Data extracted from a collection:
==============================
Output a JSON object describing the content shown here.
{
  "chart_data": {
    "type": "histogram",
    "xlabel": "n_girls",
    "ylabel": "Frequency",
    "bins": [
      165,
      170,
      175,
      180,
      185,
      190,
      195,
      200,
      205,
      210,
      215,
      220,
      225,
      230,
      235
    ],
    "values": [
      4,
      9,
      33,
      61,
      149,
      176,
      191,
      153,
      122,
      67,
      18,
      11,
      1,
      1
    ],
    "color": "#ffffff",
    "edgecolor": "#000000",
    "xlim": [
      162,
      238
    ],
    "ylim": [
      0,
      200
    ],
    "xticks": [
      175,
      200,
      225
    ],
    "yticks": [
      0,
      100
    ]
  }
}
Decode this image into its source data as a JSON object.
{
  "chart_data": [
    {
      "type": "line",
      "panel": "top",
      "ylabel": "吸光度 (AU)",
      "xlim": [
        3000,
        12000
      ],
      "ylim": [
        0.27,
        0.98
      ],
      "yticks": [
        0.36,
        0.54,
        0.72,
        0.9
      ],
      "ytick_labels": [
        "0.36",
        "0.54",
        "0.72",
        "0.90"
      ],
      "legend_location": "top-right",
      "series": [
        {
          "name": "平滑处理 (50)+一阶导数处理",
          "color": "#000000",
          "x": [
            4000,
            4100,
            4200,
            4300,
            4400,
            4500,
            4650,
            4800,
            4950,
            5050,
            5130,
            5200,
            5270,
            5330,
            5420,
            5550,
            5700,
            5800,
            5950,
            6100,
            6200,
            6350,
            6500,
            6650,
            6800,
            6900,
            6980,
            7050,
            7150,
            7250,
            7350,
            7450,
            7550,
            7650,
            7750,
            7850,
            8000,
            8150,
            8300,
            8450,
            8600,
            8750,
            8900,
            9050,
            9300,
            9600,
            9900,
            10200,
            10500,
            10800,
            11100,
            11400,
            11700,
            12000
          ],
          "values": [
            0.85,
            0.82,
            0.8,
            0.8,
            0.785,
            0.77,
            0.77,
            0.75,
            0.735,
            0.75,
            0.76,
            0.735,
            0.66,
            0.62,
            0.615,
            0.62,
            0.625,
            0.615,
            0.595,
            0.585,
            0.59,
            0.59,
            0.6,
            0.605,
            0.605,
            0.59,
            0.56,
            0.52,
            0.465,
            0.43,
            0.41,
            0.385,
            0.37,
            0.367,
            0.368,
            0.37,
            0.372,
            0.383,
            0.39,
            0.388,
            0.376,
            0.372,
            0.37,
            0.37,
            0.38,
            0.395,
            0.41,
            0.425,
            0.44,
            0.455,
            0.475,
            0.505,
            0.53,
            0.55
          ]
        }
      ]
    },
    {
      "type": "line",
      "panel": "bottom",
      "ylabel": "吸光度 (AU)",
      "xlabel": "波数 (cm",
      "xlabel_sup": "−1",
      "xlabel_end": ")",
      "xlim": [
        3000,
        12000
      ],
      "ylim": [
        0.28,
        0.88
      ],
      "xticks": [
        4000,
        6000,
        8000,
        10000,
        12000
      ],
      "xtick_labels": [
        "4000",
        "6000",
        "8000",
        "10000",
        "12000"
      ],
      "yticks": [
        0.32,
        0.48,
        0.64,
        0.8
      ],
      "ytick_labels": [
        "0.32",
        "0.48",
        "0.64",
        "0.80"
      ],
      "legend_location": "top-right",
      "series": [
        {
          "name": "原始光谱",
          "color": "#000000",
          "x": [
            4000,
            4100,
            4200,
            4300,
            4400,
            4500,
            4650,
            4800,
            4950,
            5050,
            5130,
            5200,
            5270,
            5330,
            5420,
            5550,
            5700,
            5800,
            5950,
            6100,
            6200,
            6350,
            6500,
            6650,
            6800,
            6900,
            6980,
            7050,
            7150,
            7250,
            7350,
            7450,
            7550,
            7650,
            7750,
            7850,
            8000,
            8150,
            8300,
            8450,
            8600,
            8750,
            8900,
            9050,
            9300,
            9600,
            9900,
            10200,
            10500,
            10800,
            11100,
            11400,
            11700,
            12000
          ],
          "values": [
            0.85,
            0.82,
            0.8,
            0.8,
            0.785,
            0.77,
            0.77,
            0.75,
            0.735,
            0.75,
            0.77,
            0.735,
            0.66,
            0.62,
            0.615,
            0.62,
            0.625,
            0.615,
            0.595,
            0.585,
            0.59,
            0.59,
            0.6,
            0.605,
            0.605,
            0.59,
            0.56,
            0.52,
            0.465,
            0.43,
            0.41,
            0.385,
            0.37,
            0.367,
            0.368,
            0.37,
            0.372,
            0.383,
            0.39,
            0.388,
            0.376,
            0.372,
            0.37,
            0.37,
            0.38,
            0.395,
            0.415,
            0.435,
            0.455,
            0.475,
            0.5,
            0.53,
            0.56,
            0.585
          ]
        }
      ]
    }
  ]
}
==============================
Your instructions: Extract every entry above as it appears.

Solved problem:
Output a JSON object describing the content shown here.
{
  "chart_data": {
    "type": "histogram",
    "xlabel": "n_girls",
    "ylabel": "Frequency",
    "bins": [
      165,
      170,
      175,
      180,
      185,
      190,
      195,
      200,
      205,
      210,
      215,
      220,
      225,
      230,
      235
    ],
    "values": [
      4,
      9,
      33,
      61,
      149,
      176,
      191,
      153,
      122,
      67,
      18,
      11,
      1,
      1
    ],
    "color": "#ffffff",
    "edgecolor": "#000000",
    "xlim": [
      162,
      238
    ],
    "ylim": [
      0,
      200
    ],
    "xticks": [
      175,
      200,
      225
    ],
    "yticks": [
      0,
      100
    ]
  }
}
Decode this image into its source data as a JSON object.
{
  "chart_data": [
    {
      "type": "line",
      "panel": "top",
      "ylabel": "吸光度 (AU)",
      "xlim": [
        3000,
        12000
      ],
      "ylim": [
        0.27,
        0.98
      ],
      "yticks": [
        0.36,
        0.54,
        0.72,
        0.9
      ],
      "ytick_labels": [
        "0.36",
        "0.54",
        "0.72",
        "0.90"
      ],
      "legend_location": "top-right",
      "series": [
        {
          "name": "平滑处理 (50)+一阶导数处理",
          "color": "#000000",
          "x": [
            4000,
            4100,
            4200,
            4300,
            4400,
            4500,
            4650,
            4800,
            4950,
            5050,
            5130,
            5200,
            5270,
            5330,
            5420,
            5550,
            5700,
            5800,
            5950,
            6100,
            6200,
            6350,
            6500,
            6650,
            6800,
            6900,
            6980,
            7050,
            7150,
            7250,
            7350,
            7450,
            7550,
            7650,
            7750,
            7850,
            8000,
            8150,
            8300,
            8450,
            8600,
            8750,
            8900,
            9050,
            9300,
            9600,
            9900,
            10200,
            10500,
            10800,
            11100,
            11400,
            11700,
            12000
          ],
          "values": [
            0.85,
            0.82,
            0.8,
            0.8,
            0.785,
            0.77,
            0.77,
            0.75,
            0.735,
            0.75,
            0.76,
            0.735,
            0.66,
            0.62,
            0.615,
            0.62,
            0.625,
            0.615,
            0.595,
            0.585,
            0.59,
            0.59,
            0.6,
            0.605,
            0.605,
            0.59,
            0.56,
            0.52,
            0.465,
            0.43,
            0.41,
            0.385,
            0.37,
            0.367,
            0.368,
            0.37,
            0.372,
            0.383,
            0.39,
            0.388,
            0.376,
            0.372,
            0.37,
            0.37,
            0.38,
            0.395,
            0.41,
            0.425,
            0.44,
            0.455,
            0.475,
            0.505,
            0.53,
            0.55
          ]
        }
      ]
    },
    {
      "type": "line",
      "panel": "bottom",
      "ylabel": "吸光度 (AU)",
      "xlabel": "波数 (cm",
      "xlabel_sup": "−1",
      "xlabel_end": ")",
      "xlim": [
        3000,
        12000
      ],
      "ylim": [
        0.28,
        0.88
      ],
      "xticks": [
        4000,
        6000,
        8000,
        10000,
        12000
      ],
      "xtick_labels": [
        "4000",
        "6000",
        "8000",
        "10000",
        "12000"
      ],
      "yticks": [
        0.32,
        0.48,
        0.64,
        0.8
      ],
      "ytick_labels": [
        "0.32",
        "0.48",
        "0.64",
        "0.80"
      ],
      "legend_location": "top-right",
      "series": [
        {
          "name": "原始光谱",
          "color": "#000000",
          "x": [
            4000,
            4100,
            4200,
            4300,
            4400,
            4500,
            4650,
            4800,
            4950,
            5050,
            5130,
            5200,
            5270,
            5330,
            5420,
            5550,
            5700,
            5800,
            5950,
            6100,
            6200,
            6350,
            6500,
            6650,
            6800,
            6900,
            6980,
            7050,
            7150,
            7250,
            7350,
            7450,
            7550,
            7650,
            7750,
            7850,
            8000,
            8150,
            8300,
            8450,
            8600,
            8750,
            8900,
            9050,
            9300,
            9600,
            9900,
            10200,
            10500,
            10800,
            11100,
            11400,
            11700,
            12000
          ],
          "values": [
            0.85,
            0.82,
            0.8,
            0.8,
            0.785,
            0.77,
            0.77,
            0.75,
            0.735,
            0.75,
            0.77,
            0.735,
            0.66,
            0.62,
            0.615,
            0.62,
            0.625,
            0.615,
            0.595,
            0.585,
            0.59,
            0.59,
            0.6,
            0.605,
            0.605,
            0.59,
            0.56,
            0.52,
            0.465,
            0.43,
            0.41,
            0.385,
            0.37,
            0.367,
            0.368,
            0.37,
            0.372,
            0.383,
            0.39,
            0.388,
            0.376,
            0.372,
            0.37,
            0.37,
            0.38,
            0.395,
            0.415,
            0.435,
            0.455,
            0.475,
            0.5,
            0.53,
            0.56,
            0.585
          ]
        }
      ]
    }
  ]
}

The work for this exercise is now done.